§ TASK 1
According to the text on anti-patterns and code smells, what is the code smell of the day?

..........

But sometimes correctness isn’t the absolute most important thing. Let’s take browser or mobile games, for instance. If your game takes too long to load, your players will just go do something else and they might not ever come back. It’s much more important to be fast than it is to be perfect if you want to make money on a game like that. And if something does go wrong and a player gets mad because their data didn’t get saved correctly, you can just give them game currency until they’re happy again.
In a situation where performance is more important than correctness, normalization is the anti-pattern. Like I said, it’s all about context!
To be clear, there are some things that are just a terrible idea no matter what you’re doing. I don’t care how clever you think you are, your variable names need to make sense. And no matter how well it performs, if your system is so confusing than no one can make updates, then it’s a bad system. But for the most part whether or not something is an anti-pattern is about what you’re trying to accomplish more than it’s about the “anti-pattern” itself.
Everybody likes code that makes sense to them, and everybody likes to feel like they’re doing things the right way, but rigidly following “best practices” just isn’t good enough. If it doesn’t help you achieve your greater goals for your application (ie not just gold-plating your code, but providing value to your users or customers), it’s just not a good idea no matter how many experts call it a best practice.
And yes, that means you can’t know if your code is good or bad without knowing exactly what you’re trying to do. Welcome to professional programming!
Today’s code smell is long parameter lists. If you have lots and lots of parameters, something is likely going wrong.
Odds are good your method is just doing too much, which leads to confusing code that’s hard to understand and change. Another reason lots of parameters causes problems is that when you call that method, it’s very easy to accidentally get two parameters of the same type in the wrong order (not that that’s ever happened to me or anything).

..........

§ TASK 2
Repeat the listing word for word, starting at its first line and ending at the line that contains "tab-einfuegen[interactable]: Einfügen [609, 126, 711, 160]", with that line included.

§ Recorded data
..........

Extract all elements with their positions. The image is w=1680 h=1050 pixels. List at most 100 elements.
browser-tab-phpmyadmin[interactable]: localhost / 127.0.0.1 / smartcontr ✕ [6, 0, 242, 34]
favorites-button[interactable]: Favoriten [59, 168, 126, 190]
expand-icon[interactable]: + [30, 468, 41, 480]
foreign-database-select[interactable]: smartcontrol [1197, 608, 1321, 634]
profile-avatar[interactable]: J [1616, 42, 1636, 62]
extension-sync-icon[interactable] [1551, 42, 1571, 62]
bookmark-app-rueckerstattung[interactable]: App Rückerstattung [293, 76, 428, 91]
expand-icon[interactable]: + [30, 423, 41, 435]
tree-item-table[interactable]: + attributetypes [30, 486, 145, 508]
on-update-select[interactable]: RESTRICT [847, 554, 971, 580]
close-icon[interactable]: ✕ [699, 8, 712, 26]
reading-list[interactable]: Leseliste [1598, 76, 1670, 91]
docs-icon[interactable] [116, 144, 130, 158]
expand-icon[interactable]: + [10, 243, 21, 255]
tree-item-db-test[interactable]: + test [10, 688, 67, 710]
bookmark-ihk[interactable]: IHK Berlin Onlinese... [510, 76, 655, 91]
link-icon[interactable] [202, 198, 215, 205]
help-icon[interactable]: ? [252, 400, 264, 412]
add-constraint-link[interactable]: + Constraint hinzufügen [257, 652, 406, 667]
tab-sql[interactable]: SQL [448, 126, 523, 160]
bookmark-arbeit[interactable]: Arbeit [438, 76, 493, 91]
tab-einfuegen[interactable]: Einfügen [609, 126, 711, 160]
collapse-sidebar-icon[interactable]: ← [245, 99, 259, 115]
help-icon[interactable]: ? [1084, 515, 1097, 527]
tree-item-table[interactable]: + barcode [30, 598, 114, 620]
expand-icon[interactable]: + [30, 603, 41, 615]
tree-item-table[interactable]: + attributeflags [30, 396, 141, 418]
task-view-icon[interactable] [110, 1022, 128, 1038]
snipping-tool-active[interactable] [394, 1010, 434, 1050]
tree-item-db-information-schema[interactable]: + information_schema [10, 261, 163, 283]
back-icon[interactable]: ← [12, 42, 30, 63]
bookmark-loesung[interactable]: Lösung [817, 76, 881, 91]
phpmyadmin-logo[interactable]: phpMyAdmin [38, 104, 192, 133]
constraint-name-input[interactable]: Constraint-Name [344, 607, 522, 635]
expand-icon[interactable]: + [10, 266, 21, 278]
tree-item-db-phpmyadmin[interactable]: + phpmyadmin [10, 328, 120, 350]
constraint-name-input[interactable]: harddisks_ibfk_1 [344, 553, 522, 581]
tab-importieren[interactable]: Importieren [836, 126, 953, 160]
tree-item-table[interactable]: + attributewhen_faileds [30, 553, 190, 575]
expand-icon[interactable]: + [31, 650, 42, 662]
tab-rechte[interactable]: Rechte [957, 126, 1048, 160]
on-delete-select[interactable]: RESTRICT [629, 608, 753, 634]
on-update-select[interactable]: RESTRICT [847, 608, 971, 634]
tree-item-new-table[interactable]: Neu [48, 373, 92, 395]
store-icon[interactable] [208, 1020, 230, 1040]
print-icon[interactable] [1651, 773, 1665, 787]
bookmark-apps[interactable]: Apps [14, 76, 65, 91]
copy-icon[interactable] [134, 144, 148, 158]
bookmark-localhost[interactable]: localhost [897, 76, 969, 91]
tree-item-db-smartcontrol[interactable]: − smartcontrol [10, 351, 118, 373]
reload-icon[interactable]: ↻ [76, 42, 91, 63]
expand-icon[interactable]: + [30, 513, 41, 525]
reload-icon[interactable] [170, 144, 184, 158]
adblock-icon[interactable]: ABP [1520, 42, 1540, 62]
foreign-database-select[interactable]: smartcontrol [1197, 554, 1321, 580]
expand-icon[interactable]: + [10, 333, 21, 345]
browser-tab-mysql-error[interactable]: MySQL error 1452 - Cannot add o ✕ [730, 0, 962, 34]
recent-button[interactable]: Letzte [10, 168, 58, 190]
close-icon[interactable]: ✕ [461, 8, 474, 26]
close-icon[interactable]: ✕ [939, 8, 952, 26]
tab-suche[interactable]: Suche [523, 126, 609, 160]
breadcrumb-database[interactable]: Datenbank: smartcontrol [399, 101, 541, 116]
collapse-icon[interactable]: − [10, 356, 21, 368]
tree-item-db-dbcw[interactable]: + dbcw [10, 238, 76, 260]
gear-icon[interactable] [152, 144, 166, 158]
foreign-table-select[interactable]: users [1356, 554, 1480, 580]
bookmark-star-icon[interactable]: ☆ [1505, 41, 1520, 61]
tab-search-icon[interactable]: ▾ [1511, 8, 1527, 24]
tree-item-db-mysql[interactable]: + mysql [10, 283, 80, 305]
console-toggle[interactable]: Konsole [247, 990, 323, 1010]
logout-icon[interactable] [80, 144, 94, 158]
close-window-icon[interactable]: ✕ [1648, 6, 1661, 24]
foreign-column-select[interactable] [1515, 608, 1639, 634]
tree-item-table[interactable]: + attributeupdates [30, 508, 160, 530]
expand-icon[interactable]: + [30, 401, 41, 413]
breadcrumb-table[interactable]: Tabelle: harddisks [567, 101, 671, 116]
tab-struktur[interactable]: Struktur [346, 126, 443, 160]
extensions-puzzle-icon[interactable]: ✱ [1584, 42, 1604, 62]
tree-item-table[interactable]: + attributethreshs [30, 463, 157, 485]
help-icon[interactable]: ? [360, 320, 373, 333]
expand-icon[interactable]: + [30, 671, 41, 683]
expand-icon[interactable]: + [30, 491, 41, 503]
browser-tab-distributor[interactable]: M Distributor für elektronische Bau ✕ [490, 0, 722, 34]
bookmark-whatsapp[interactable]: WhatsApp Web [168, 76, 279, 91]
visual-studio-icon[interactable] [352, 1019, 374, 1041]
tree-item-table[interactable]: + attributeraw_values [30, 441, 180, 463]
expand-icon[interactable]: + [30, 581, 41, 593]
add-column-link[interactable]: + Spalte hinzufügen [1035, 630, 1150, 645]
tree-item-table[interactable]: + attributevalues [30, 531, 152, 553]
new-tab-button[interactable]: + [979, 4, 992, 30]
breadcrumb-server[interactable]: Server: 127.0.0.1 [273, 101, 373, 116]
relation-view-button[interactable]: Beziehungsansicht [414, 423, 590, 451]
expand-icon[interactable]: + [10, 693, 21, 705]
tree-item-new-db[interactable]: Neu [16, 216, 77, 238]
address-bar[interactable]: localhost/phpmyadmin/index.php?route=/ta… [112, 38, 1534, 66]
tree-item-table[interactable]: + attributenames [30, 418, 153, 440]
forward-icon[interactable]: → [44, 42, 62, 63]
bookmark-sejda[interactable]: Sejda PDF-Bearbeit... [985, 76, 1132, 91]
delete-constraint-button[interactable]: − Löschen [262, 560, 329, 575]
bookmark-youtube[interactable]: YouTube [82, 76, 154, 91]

..........

§ COMPLETE RESPONSE 1
Long parameter lists.

§ COMPLETE RESPONSE 2
Extract all elements with their positions. The image is w=1680 h=1050 pixels. List at most 100 elements.
browser-tab-phpmyadmin[interactable]: localhost / 127.0.0.1 / smartcontr ✕ [6, 0, 242, 34]
favorites-button[interactable]: Favoriten [59, 168, 126, 190]
expand-icon[interactable]: + [30, 468, 41, 480]
foreign-database-select[interactable]: smartcontrol [1197, 608, 1321, 634]
profile-avatar[interactable]: J [1616, 42, 1636, 62]
extension-sync-icon[interactable] [1551, 42, 1571, 62]
bookmark-app-rueckerstattung[interactable]: App Rückerstattung [293, 76, 428, 91]
expand-icon[interactable]: + [30, 423, 41, 435]
tree-item-table[interactable]: + attributetypes [30, 486, 145, 508]
on-update-select[interactable]: RESTRICT [847, 554, 971, 580]
close-icon[interactable]: ✕ [699, 8, 712, 26]
reading-list[interactable]: Leseliste [1598, 76, 1670, 91]
docs-icon[interactable] [116, 144, 130, 158]
expand-icon[interactable]: + [10, 243, 21, 255]
tree-item-db-test[interactable]: + test [10, 688, 67, 710]
bookmark-ihk[interactable]: IHK Berlin Onlinese... [510, 76, 655, 91]
link-icon[interactable] [202, 198, 215, 205]
help-icon[interactable]: ? [252, 400, 264, 412]
add-constraint-link[interactable]: + Constraint hinzufügen [257, 652, 406, 667]
tab-sql[interactable]: SQL [448, 126, 523, 160]
bookmark-arbeit[interactable]: Arbeit [438, 76, 493, 91]
tab-einfuegen[interactable]: Einfügen [609, 126, 711, 160]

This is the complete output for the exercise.